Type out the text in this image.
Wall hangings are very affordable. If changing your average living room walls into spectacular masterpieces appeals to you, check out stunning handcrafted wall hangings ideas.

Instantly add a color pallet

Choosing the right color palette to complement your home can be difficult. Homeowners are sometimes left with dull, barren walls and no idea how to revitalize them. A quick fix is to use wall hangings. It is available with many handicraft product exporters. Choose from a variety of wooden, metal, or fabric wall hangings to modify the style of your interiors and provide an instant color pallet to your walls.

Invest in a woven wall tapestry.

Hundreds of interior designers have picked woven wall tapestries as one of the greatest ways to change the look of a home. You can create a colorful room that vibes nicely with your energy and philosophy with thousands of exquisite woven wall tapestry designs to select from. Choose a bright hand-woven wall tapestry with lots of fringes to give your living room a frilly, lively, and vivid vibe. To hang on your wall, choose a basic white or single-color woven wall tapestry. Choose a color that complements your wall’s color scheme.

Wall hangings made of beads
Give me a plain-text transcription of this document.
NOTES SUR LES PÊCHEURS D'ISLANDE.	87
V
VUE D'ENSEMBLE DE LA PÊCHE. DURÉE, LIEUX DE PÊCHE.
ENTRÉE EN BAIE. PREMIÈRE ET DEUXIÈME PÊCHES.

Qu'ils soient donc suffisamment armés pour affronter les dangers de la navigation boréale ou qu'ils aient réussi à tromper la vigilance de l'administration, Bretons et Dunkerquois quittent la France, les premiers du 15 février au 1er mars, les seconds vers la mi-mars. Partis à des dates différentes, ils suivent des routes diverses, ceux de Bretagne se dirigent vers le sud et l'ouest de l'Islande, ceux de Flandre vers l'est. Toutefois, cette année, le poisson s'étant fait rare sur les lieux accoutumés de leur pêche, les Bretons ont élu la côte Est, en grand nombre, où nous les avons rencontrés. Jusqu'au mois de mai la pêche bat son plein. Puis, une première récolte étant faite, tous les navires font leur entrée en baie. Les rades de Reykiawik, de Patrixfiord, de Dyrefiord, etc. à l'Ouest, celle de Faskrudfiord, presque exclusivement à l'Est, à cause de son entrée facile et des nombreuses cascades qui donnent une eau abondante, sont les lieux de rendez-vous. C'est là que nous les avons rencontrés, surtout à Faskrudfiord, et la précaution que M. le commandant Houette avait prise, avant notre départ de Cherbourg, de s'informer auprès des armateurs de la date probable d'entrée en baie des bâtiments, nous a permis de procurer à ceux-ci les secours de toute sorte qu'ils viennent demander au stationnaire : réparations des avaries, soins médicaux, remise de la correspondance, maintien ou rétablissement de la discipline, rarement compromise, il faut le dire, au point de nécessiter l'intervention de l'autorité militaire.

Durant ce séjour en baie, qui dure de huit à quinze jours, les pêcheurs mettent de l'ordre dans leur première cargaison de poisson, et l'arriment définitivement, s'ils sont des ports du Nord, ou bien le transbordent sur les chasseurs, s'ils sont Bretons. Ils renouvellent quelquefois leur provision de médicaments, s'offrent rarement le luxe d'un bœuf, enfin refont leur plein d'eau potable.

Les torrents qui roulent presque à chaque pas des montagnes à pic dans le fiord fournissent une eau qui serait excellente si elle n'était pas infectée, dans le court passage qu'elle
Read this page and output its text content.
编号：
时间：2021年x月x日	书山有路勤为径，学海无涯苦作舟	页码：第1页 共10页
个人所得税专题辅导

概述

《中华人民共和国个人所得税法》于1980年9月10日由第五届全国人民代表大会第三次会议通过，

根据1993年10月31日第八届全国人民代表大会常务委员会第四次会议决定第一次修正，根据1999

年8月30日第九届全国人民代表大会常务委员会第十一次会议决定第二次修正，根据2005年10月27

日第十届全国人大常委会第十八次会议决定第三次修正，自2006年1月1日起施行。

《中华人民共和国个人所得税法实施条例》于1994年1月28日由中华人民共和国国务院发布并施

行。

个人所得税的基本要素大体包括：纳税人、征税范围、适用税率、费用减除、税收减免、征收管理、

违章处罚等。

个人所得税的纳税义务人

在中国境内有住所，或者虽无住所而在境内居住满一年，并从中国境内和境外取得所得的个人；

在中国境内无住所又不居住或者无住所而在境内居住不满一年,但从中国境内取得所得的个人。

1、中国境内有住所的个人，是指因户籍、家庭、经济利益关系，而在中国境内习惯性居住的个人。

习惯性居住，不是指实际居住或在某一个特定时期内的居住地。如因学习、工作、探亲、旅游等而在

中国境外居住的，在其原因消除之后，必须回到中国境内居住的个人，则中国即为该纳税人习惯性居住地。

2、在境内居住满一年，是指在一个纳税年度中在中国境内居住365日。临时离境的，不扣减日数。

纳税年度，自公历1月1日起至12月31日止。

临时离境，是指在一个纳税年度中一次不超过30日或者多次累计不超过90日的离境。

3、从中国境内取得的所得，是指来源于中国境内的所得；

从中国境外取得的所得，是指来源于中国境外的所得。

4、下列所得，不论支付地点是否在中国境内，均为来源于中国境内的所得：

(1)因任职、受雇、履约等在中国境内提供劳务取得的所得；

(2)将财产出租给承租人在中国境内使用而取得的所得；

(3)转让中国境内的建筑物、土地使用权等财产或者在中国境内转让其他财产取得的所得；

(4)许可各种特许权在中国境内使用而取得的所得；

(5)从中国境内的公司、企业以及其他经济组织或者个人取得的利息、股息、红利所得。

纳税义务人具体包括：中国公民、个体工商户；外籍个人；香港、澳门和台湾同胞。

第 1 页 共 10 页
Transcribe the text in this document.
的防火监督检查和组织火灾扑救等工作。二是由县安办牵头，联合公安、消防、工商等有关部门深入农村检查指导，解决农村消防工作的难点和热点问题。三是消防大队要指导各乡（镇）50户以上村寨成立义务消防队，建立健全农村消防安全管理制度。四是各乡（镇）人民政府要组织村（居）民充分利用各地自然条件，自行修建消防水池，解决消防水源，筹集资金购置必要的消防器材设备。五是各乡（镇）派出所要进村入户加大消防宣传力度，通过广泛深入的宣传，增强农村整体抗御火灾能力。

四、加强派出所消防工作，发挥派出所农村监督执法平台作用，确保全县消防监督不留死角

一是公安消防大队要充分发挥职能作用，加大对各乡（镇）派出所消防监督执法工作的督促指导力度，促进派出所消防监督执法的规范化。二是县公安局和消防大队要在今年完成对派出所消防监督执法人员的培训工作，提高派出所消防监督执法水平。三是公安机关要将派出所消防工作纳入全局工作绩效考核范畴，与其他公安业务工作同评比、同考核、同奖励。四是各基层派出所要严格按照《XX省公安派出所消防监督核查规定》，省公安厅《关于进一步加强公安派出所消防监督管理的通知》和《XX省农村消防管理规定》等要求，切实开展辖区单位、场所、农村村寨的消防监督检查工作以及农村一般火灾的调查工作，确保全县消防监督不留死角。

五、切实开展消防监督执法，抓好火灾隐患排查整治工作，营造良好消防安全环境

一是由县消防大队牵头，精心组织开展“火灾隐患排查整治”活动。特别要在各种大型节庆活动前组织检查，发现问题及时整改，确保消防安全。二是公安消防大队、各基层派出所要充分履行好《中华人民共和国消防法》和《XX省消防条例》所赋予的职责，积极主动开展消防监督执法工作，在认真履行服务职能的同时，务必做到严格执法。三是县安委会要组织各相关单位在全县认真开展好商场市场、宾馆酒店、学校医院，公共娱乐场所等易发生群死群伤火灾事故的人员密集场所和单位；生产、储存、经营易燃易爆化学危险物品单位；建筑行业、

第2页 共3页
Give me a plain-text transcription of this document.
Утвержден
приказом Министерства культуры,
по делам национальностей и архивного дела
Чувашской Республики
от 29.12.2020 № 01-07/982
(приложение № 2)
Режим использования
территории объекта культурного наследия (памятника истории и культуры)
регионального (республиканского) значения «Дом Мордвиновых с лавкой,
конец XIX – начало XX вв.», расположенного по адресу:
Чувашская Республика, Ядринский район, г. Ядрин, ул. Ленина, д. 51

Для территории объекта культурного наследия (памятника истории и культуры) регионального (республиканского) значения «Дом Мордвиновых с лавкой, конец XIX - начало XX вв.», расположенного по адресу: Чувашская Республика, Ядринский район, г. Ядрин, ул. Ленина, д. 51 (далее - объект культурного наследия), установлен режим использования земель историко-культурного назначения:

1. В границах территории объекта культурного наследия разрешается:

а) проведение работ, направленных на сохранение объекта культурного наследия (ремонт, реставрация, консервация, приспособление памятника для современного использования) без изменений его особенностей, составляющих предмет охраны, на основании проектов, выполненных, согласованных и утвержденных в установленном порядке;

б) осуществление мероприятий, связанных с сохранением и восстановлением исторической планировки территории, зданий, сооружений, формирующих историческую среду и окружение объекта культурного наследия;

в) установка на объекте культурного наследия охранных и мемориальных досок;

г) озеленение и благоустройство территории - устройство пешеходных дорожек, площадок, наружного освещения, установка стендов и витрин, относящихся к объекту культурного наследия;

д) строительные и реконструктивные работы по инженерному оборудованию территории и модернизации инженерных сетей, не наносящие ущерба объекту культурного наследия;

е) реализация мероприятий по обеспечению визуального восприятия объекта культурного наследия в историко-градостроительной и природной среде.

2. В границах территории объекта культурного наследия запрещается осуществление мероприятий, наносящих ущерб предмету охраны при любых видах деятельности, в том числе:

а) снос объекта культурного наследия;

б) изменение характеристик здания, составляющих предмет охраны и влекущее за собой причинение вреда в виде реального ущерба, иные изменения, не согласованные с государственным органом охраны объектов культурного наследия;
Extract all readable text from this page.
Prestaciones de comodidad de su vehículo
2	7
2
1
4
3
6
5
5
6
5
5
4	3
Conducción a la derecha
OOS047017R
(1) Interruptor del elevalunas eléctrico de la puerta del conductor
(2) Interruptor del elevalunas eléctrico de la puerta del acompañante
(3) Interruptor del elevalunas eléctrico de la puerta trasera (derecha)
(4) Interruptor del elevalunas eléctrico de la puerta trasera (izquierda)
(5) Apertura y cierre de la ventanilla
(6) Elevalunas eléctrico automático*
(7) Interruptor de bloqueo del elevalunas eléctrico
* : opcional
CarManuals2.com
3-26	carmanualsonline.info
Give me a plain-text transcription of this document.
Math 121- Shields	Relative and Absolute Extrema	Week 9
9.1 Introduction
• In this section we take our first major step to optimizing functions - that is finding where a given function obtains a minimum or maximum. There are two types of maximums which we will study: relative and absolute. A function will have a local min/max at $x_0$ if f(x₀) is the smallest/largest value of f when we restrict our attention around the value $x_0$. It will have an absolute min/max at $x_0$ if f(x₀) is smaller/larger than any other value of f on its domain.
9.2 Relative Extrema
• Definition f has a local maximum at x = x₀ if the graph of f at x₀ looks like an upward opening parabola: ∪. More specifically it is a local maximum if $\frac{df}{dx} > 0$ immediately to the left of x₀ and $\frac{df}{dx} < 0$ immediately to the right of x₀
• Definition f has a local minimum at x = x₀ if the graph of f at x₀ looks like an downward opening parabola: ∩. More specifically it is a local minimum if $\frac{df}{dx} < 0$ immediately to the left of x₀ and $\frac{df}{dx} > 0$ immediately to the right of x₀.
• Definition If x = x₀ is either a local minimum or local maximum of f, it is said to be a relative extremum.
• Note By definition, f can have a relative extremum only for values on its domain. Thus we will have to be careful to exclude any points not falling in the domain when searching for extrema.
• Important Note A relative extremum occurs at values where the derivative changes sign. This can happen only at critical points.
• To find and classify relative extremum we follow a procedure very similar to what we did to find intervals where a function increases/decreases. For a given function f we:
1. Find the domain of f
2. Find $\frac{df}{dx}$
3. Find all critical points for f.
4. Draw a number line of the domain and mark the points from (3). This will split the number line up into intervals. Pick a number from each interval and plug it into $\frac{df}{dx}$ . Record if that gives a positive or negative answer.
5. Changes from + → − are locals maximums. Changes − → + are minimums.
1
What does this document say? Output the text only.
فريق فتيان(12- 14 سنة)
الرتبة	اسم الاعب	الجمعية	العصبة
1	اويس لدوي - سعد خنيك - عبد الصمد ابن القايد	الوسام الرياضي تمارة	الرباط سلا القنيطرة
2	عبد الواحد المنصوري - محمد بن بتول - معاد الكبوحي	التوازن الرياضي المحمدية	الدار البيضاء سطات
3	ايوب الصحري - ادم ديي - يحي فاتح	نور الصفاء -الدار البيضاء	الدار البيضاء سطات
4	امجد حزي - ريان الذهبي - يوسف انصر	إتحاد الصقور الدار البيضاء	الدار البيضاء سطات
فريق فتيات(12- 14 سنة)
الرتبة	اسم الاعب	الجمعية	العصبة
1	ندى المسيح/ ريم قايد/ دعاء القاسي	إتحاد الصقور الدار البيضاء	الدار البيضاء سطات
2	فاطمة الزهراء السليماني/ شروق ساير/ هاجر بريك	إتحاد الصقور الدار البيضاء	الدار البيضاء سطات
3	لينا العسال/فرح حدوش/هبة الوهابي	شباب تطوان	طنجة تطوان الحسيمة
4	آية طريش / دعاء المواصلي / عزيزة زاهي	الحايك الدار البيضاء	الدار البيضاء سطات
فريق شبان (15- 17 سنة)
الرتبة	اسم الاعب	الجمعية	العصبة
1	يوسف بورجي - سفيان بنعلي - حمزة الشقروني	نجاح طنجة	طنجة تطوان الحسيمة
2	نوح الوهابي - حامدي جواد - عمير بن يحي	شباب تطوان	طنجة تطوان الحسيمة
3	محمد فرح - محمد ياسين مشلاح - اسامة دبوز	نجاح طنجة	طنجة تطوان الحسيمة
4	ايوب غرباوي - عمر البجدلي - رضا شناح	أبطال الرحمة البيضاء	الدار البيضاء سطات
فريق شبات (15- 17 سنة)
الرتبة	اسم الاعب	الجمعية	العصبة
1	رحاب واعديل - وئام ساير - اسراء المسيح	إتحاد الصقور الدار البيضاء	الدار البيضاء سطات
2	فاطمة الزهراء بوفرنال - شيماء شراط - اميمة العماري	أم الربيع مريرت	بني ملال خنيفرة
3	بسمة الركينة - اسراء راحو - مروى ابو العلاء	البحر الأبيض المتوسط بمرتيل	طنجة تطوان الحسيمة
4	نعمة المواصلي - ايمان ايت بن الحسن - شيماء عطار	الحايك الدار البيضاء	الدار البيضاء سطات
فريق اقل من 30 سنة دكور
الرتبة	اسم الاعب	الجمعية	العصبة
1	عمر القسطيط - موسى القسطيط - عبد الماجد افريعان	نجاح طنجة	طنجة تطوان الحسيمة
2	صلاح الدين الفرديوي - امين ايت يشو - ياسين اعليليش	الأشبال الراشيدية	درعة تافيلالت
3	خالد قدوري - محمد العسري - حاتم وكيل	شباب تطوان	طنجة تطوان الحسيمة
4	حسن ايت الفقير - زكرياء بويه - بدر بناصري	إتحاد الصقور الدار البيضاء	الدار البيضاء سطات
==================================================
◆ **Work to be completed**
Look for lines containing the string "Choose" and copy them all.

◆ **Exercise answer**
Choosing the right color palette to complement your home can be difficult. Homeowners are sometimes left with dull, barren walls and no idea how to revitalize them. A quick fix is to use wall hangings. It is available with many handicraft product exporters. Choose from a variety of wooden, metal, or fabric wall hangings to modify the style of your interiors and provide an instant color pallet to your walls.
Hundreds of interior designers have picked woven wall tapestries as one of the greatest ways to change the look of a home. You can create a colorful room that vibes nicely with your energy and philosophy with thousands of exquisite woven wall tapestry designs to select from. Choose a bright hand-woven wall tapestry with lots of fringes to give your living room a frilly, lively, and vivid vibe. To hang on your wall, choose a basic white or single-color woven wall tapestry. Choose a color that complements your wall’s color scheme.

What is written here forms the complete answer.